START Extracted records
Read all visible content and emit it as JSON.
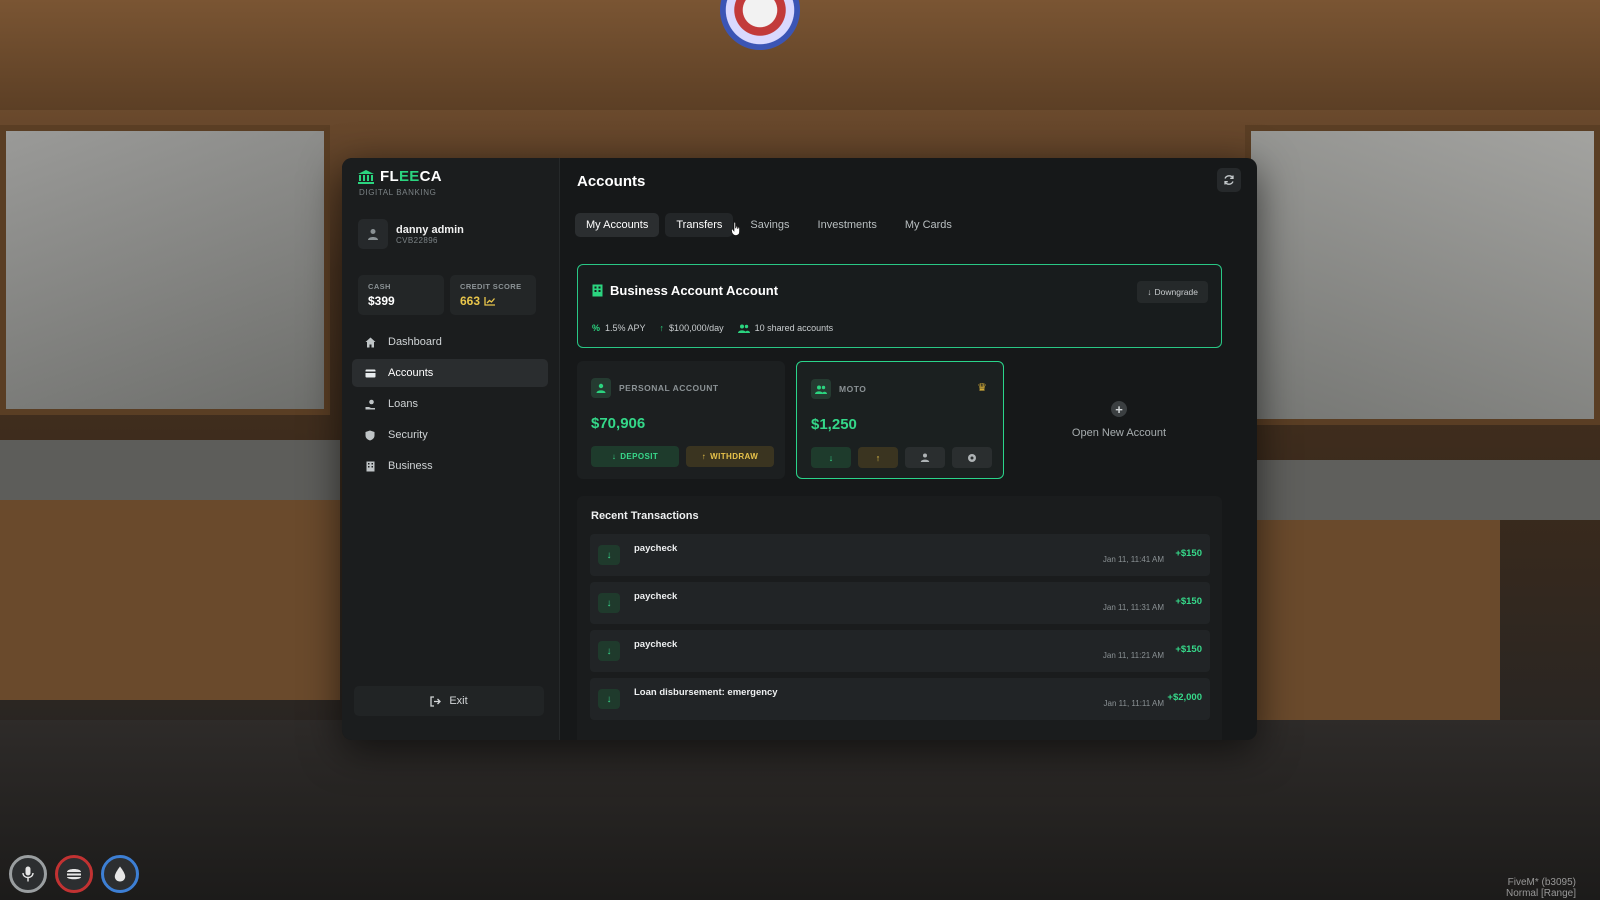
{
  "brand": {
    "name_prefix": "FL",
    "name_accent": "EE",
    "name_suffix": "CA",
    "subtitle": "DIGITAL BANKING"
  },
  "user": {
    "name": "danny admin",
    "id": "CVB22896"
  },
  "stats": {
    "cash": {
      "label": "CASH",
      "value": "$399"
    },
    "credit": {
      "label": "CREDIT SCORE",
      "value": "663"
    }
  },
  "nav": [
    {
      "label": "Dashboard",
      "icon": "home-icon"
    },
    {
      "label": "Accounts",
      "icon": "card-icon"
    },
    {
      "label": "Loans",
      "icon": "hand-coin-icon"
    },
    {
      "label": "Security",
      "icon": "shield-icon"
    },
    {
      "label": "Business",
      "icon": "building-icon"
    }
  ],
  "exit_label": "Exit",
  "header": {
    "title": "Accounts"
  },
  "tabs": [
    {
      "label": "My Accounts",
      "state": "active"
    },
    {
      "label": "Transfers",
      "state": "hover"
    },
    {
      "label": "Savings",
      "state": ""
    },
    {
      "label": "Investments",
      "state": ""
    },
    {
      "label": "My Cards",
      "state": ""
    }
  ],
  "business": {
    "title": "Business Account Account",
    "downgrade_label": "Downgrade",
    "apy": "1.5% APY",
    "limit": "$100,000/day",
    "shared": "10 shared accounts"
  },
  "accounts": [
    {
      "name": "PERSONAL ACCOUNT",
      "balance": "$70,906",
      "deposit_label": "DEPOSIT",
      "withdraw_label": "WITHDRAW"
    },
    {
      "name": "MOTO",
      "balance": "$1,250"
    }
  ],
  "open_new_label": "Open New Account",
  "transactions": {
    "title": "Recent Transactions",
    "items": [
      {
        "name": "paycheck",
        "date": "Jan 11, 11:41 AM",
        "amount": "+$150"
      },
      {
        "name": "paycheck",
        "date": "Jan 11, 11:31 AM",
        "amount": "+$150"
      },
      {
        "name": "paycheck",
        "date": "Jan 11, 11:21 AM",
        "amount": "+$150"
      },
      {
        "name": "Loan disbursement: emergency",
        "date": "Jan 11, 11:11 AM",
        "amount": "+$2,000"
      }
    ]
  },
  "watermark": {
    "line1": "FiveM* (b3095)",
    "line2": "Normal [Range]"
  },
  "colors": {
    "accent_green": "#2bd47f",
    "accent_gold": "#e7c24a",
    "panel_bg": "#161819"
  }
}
END Extracted records
Transcribe every entry word for word, but omit the pictures.

Read all visible content and emit it as JSON.
{
  "brand": {
    "name_prefix": "FL",
    "name_accent": "EE",
    "name_suffix": "CA",
    "subtitle": "DIGITAL BANKING"
  },
  "user": {
    "name": "danny admin",
    "id": "CVB22896"
  },
  "stats": {
    "cash": {
      "label": "CASH",
      "value": "$399"
    },
    "credit": {
      "label": "CREDIT SCORE",
      "value": "663"
    }
  },
  "nav": [
    {
      "label": "Dashboard",
      "icon": "home-icon"
    },
    {
      "label": "Accounts",
      "icon": "card-icon"
    },
    {
      "label": "Loans",
      "icon": "hand-coin-icon"
    },
    {
      "label": "Security",
      "icon": "shield-icon"
    },
    {
      "label": "Business",
      "icon": "building-icon"
    }
  ],
  "exit_label": "Exit",
  "header": {
    "title": "Accounts"
  },
  "tabs": [
    {
      "label": "My Accounts",
      "state": "active"
    },
    {
      "label": "Transfers",
      "state": "hover"
    },
    {
      "label": "Savings",
      "state": ""
    },
    {
      "label": "Investments",
      "state": ""
    },
    {
      "label": "My Cards",
      "state": ""
    }
  ],
  "business": {
    "title": "Business Account Account",
    "downgrade_label": "Downgrade",
    "apy": "1.5% APY",
    "limit": "$100,000/day",
    "shared": "10 shared accounts"
  },
  "accounts": [
    {
      "name": "PERSONAL ACCOUNT",
      "balance": "$70,906",
      "deposit_label": "DEPOSIT",
      "withdraw_label": "WITHDRAW"
    },
    {
      "name": "MOTO",
      "balance": "$1,250"
    }
  ],
  "open_new_label": "Open New Account",
  "transactions": {
    "title": "Recent Transactions",
    "items": [
      {
        "name": "paycheck",
        "date": "Jan 11, 11:41 AM",
        "amount": "+$150"
      },
      {
        "name": "paycheck",
        "date": "Jan 11, 11:31 AM",
        "amount": "+$150"
      },
      {
        "name": "paycheck",
        "date": "Jan 11, 11:21 AM",
        "amount": "+$150"
      },
      {
        "name": "Loan disbursement: emergency",
        "date": "Jan 11, 11:11 AM",
        "amount": "+$2,000"
      }
    ]
  },
  "watermark": {
    "line1": "FiveM* (b3095)",
    "line2": "Normal [Range]"
  },
  "colors": {
    "accent_green": "#2bd47f",
    "accent_gold": "#e7c24a",
    "panel_bg": "#161819"
  }
}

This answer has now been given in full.